* Written request:
Read the records below and copy each line that contains "image".

>> Begin Given information

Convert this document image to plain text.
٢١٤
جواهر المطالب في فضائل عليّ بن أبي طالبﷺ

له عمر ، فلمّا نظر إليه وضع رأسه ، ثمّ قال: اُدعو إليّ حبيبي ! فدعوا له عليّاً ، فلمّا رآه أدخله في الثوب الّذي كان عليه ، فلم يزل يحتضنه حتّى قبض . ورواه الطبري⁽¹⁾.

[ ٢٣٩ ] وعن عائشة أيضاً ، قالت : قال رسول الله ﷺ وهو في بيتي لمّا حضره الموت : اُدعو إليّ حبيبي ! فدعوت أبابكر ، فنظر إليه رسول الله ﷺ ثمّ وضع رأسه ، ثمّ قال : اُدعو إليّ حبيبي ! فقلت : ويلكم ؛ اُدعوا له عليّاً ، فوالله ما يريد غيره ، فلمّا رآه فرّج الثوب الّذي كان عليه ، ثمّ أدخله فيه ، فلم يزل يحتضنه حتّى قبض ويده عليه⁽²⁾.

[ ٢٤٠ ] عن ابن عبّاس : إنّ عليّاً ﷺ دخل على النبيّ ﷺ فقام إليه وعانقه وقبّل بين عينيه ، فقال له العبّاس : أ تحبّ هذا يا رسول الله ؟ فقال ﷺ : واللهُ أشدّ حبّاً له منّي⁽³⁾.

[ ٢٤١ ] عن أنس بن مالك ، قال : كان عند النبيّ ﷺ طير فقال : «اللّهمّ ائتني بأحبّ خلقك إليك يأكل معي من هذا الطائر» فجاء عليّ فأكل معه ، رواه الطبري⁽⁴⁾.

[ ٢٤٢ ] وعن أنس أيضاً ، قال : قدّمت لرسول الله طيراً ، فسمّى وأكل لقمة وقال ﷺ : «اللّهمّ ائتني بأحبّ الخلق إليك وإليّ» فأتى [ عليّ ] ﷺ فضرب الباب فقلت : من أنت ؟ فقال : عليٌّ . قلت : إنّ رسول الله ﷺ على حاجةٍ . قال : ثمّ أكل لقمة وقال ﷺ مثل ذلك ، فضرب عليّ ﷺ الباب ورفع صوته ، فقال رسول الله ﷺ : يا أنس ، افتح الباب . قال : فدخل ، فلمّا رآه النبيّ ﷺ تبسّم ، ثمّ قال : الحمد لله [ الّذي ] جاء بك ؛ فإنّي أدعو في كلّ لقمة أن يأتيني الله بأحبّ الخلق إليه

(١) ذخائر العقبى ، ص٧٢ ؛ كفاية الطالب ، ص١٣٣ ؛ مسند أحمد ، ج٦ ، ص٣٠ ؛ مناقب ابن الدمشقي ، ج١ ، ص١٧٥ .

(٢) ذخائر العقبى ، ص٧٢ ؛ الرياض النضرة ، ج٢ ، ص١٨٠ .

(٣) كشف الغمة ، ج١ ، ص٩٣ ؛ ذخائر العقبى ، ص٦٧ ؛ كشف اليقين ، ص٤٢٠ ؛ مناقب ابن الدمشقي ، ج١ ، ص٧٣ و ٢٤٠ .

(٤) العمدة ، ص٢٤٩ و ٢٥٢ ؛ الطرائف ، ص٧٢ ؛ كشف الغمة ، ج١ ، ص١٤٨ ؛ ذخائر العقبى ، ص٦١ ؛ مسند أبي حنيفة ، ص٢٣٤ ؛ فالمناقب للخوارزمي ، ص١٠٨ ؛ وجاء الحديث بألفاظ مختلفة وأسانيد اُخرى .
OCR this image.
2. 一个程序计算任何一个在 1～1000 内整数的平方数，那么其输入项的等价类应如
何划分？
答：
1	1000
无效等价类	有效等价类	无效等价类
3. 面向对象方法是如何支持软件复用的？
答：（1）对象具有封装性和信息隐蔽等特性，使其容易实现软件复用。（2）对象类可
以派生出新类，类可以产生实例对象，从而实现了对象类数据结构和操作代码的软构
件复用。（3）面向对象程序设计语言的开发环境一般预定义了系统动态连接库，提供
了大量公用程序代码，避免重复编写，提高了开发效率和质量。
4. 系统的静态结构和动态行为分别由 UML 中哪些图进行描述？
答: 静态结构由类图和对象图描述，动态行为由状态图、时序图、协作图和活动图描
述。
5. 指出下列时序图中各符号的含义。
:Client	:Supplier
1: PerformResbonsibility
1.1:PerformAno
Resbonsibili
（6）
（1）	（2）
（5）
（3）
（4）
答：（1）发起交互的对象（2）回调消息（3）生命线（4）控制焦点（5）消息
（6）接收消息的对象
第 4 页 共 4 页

>> End Given information

* Output:
Convert this document image to plain text.
OCR this image.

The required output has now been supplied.